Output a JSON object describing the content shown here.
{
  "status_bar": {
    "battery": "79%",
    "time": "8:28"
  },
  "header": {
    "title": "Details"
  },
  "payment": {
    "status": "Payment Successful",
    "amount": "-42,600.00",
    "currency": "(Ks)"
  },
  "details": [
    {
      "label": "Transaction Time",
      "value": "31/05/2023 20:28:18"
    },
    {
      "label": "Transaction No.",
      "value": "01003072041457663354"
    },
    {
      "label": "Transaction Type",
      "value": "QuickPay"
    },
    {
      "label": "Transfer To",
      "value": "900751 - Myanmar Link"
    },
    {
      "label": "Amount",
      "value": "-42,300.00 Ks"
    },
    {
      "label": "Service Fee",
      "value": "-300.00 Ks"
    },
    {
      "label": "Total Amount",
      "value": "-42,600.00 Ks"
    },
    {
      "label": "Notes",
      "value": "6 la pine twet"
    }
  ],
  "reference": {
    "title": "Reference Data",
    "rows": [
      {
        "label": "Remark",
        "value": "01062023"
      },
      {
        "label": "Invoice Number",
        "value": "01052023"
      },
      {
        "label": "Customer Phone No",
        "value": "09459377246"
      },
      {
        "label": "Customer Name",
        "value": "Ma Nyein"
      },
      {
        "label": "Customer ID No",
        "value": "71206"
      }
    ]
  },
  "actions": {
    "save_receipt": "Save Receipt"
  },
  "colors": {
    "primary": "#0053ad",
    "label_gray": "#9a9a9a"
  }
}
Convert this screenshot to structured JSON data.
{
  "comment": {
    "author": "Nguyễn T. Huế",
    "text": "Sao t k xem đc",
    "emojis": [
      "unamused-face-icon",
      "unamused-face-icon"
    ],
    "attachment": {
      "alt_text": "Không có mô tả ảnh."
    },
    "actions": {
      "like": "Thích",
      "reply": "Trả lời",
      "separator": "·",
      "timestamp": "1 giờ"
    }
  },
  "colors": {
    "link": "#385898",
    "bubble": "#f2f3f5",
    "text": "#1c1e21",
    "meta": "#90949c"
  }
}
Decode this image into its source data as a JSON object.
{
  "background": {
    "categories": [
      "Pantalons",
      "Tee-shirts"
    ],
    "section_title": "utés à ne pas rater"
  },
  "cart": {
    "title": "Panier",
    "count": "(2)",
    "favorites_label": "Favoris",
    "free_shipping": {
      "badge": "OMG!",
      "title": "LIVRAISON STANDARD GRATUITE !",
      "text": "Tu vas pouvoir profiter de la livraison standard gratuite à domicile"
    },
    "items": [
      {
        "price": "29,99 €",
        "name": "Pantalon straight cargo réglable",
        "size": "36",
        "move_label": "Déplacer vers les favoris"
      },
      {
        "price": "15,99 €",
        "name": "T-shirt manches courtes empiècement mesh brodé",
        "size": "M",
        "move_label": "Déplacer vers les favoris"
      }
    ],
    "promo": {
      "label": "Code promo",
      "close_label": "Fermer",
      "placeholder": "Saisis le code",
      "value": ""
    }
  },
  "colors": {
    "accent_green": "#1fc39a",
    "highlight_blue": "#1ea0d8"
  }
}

+++++

* [PROBLEM STATEMENT] Repeat the data above, word for word.

* [FINAL RESULT]
Output a JSON object describing the content shown here.
{
  "status_bar": {
    "battery": "79%",
    "time": "8:28"
  },
  "header": {
    "title": "Details"
  },
  "payment": {
    "status": "Payment Successful",
    "amount": "-42,600.00",
    "currency": "(Ks)"
  },
  "details": [
    {
      "label": "Transaction Time",
      "value": "31/05/2023 20:28:18"
    },
    {
      "label": "Transaction No.",
      "value": "01003072041457663354"
    },
    {
      "label": "Transaction Type",
      "value": "QuickPay"
    },
    {
      "label": "Transfer To",
      "value": "900751 - Myanmar Link"
    },
    {
      "label": "Amount",
      "value": "-42,300.00 Ks"
    },
    {
      "label": "Service Fee",
      "value": "-300.00 Ks"
    },
    {
      "label": "Total Amount",
      "value": "-42,600.00 Ks"
    },
    {
      "label": "Notes",
      "value": "6 la pine twet"
    }
  ],
  "reference": {
    "title": "Reference Data",
    "rows": [
      {
        "label": "Remark",
        "value": "01062023"
      },
      {
        "label": "Invoice Number",
        "value": "01052023"
      },
      {
        "label": "Customer Phone No",
        "value": "09459377246"
      },
      {
        "label": "Customer Name",
        "value": "Ma Nyein"
      },
      {
        "label": "Customer ID No",
        "value": "71206"
      }
    ]
  },
  "actions": {
    "save_receipt": "Save Receipt"
  },
  "colors": {
    "primary": "#0053ad",
    "label_gray": "#9a9a9a"
  }
}
Convert this screenshot to structured JSON data.
{
  "comment": {
    "author": "Nguyễn T. Huế",
    "text": "Sao t k xem đc",
    "emojis": [
      "unamused-face-icon",
      "unamused-face-icon"
    ],
    "attachment": {
      "alt_text": "Không có mô tả ảnh."
    },
    "actions": {
      "like": "Thích",
      "reply": "Trả lời",
      "separator": "·",
      "timestamp": "1 giờ"
    }
  },
  "colors": {
    "link": "#385898",
    "bubble": "#f2f3f5",
    "text": "#1c1e21",
    "meta": "#90949c"
  }
}
Decode this image into its source data as a JSON object.
{
  "background": {
    "categories": [
      "Pantalons",
      "Tee-shirts"
    ],
    "section_title": "utés à ne pas rater"
  },
  "cart": {
    "title": "Panier",
    "count": "(2)",
    "favorites_label": "Favoris",
    "free_shipping": {
      "badge": "OMG!",
      "title": "LIVRAISON STANDARD GRATUITE !",
      "text": "Tu vas pouvoir profiter de la livraison standard gratuite à domicile"
    },
    "items": [
      {
        "price": "29,99 €",
        "name": "Pantalon straight cargo réglable",
        "size": "36",
        "move_label": "Déplacer vers les favoris"
      },
      {
        "price": "15,99 €",
        "name": "T-shirt manches courtes empiècement mesh brodé",
        "size": "M",
        "move_label": "Déplacer vers les favoris"
      }
    ],
    "promo": {
      "label": "Code promo",
      "close_label": "Fermer",
      "placeholder": "Saisis le code",
      "value": ""
    }
  },
  "colors": {
    "accent_green": "#1fc39a",
    "highlight_blue": "#1ea0d8"
  }
}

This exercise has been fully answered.